» **Text provided**
######

[D66] LARB Digital Revolution

Jugg jugg at ziggo.nl
Mon Sep 4 09:22:53 CEST 2017


https://lareviewofbooks.org/article/los-angeles-review-of-books-digital-editions-the-digital-revolution-debating-the-promise-and-perils-of-the-internet-and-algorithmic-lives-in-the-last-years-of-the-obama-administration/

Debating the Promise and Perils of the Internet and Algorithmic Lives in
the Last Years of the Obama Administration

By Michele Pridmore-brown, lareviewofbooks.org
View Original
August 26th, 2017


You can download the full edition of The Digital Revolution here.
https://lareviewofbooks-org-cgwbfgl6lklqqj3f4t3.netdna-ssl.com/wp-content/uploads/2017/08/Larb_DigitalRevlolution_r2.pdf

Introduction

PLENTY OF RAPTUROUS CLAIMS have been made about the internet as an agent
of democratization and innovation. Many more claims have been made about
its Pandora-like perils, and how these herald our individual and
collective downfalls, whether by taking away our jobs, exposing our
darkest selves, or turning us into mindless automata disappearing into
“click-bait rabbit holes.” The internet has allegedly enabled a new kind
of populism, as well as political gridlock and the infelicities of the
2016 US presidential election. Clearly, it is the stuff of paradox — and
possibly, as historians like Yuval Harari and others suggest, of
Faustian bargains.

Like the commercial and industrial revolutions before it, this
particular revolution opens up social spaces that alter how we affiliate
and think. On the plus side, we can now communicate and connect with
others like never before — not just with the approximately 150 embodied
others whom anthropologists contend most people knew in the past, but
with thousands and indeed millions of digital others. But it’s much
harder to trust them, and to trust “information.” It is easier to “hide”
— and also harder, which, depending on where you sit, or lurk, is a good
thing, or not. Surveillance is more total, even while it’s more
self-inflicted — and pleasurable; we love Netflix “knowing” us so well,
and so we happily expose more of ourselves to get more of what we want.
This is part of the Faustian bargain.

The LARB Science and Technology section has been capturing scholarly and
popular views on the digital revolution in a series of essays and
reviews that insist on historical perspective — on the longue durée.

######

» **Data records**
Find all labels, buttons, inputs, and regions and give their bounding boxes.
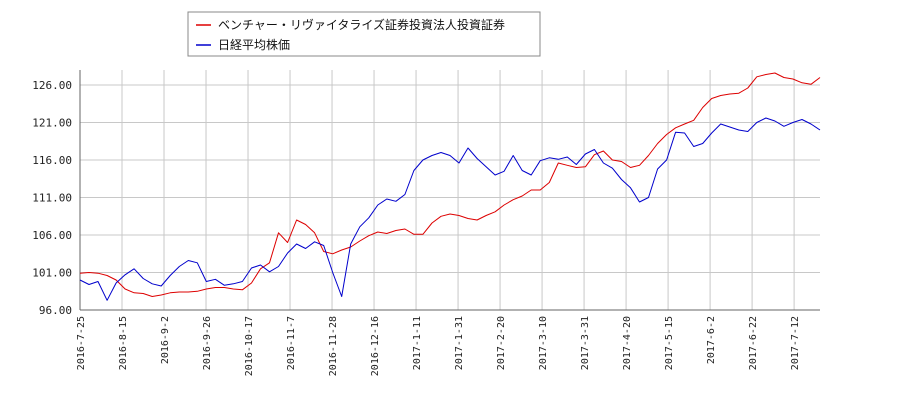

######

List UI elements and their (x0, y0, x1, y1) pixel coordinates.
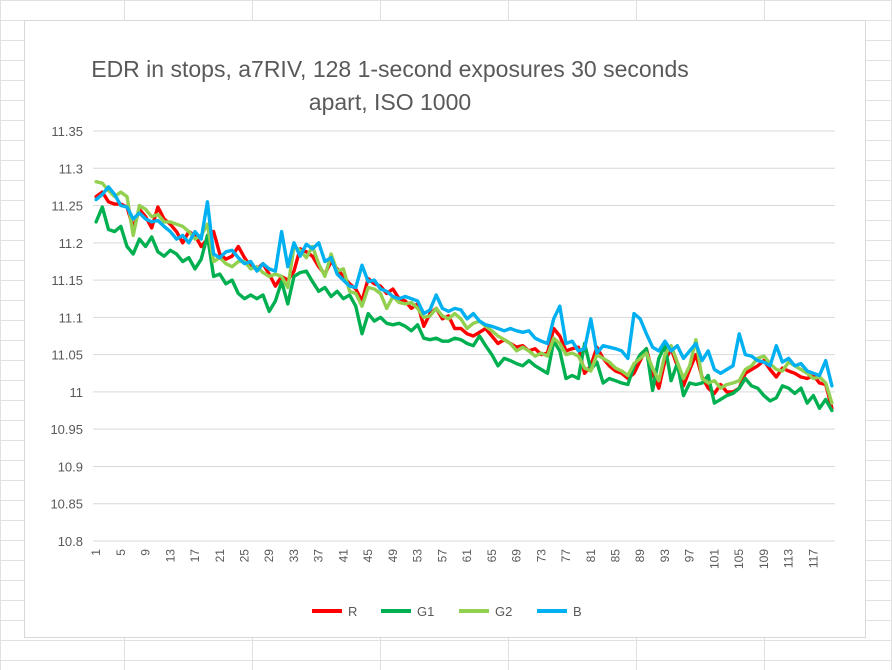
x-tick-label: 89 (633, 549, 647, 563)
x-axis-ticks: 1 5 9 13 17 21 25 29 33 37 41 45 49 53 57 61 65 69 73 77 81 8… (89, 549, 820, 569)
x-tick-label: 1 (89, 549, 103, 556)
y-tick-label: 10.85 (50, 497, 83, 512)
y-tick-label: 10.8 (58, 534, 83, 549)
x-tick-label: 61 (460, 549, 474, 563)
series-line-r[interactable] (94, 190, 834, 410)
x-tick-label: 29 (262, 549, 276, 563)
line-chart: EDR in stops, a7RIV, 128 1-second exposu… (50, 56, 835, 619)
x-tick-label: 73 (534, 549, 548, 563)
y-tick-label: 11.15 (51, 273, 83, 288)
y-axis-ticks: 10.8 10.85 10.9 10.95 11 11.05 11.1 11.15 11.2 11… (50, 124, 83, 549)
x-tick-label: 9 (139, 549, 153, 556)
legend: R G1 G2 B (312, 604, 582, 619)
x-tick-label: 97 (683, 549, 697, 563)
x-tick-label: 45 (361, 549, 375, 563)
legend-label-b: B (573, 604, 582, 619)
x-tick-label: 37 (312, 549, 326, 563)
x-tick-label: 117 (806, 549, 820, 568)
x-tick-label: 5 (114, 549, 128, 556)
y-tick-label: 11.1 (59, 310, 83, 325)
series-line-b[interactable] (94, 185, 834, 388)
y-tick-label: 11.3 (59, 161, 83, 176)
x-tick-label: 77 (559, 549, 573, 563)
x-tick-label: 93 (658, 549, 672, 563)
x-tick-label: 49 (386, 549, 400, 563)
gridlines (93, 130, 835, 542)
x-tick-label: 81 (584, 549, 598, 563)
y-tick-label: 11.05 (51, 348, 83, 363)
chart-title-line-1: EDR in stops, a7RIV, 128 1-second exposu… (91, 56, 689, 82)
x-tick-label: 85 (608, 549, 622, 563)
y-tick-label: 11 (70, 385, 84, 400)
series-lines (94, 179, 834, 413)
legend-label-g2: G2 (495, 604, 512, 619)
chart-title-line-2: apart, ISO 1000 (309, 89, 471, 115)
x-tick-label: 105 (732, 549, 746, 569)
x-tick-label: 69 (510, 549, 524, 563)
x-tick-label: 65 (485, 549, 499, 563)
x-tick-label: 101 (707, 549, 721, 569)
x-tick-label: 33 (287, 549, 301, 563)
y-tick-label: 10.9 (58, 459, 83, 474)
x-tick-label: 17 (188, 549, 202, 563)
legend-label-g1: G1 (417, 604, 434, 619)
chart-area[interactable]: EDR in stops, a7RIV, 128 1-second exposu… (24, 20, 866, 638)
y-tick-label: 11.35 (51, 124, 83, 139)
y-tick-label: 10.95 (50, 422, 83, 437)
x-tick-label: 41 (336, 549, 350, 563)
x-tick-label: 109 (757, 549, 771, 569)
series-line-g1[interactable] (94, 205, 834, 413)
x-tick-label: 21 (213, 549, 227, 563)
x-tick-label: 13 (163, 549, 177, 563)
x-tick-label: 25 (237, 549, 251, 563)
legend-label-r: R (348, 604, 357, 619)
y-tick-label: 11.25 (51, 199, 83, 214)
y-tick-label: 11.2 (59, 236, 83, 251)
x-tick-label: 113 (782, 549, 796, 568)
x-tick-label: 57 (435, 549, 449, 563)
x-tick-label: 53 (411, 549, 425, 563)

######

» **Problem**
Extend the introduction on the digital revolution, beginning right after its final sentence about the LARB Science and Technology section. The records have no connection to the introduction on the digital revolution.

» **Output of the exercise**
They were all written in the last years of the Obama administration,
before the Trump one; they were first published on the LARB website and
are now collected in this volume. They express what experts in their
respective fields got right — and what they may have gotten wrong. They
examine the stakes. In some cases, our contributors dismantle their
colleagues’ arguments, especially when those arguments express a certain
knee-jerk zeitgeist (e.g., the digital age is deskilling us or making us
stupid). Internet philosopher David Weinberger of Harvard University,
for instance, takes on the argument that the net is turning us into
passive knowers. On the contrary, he counters, the net is transforming
knowledge in ways that reveal the flaws inherent in past ways of
knowing. “Networked-knowing” is, in his view, a positive phenomenon — it
replaces the manufactured or “curated cohesion” of past knowledge
regimes. As for the claim that the net reinforces echo chambers (and
false news), he plays the contrarian again, countering that those
chambers are now, thanks to the net, shot through with holes that
anyone, including a teenager trapped in an otherwise airless cult, can
follow just by clicking her finger.

The fact that no echo chamber is impervious to “information” from the
outside certainly seems like a good thing. The fact that there’s quite
possibly no algorithm or security system that isn’t potentially “leaky”
or hackable is perhaps a less good thing, but part of the same digital
coin. Our purported doom and salvation lie in the same places.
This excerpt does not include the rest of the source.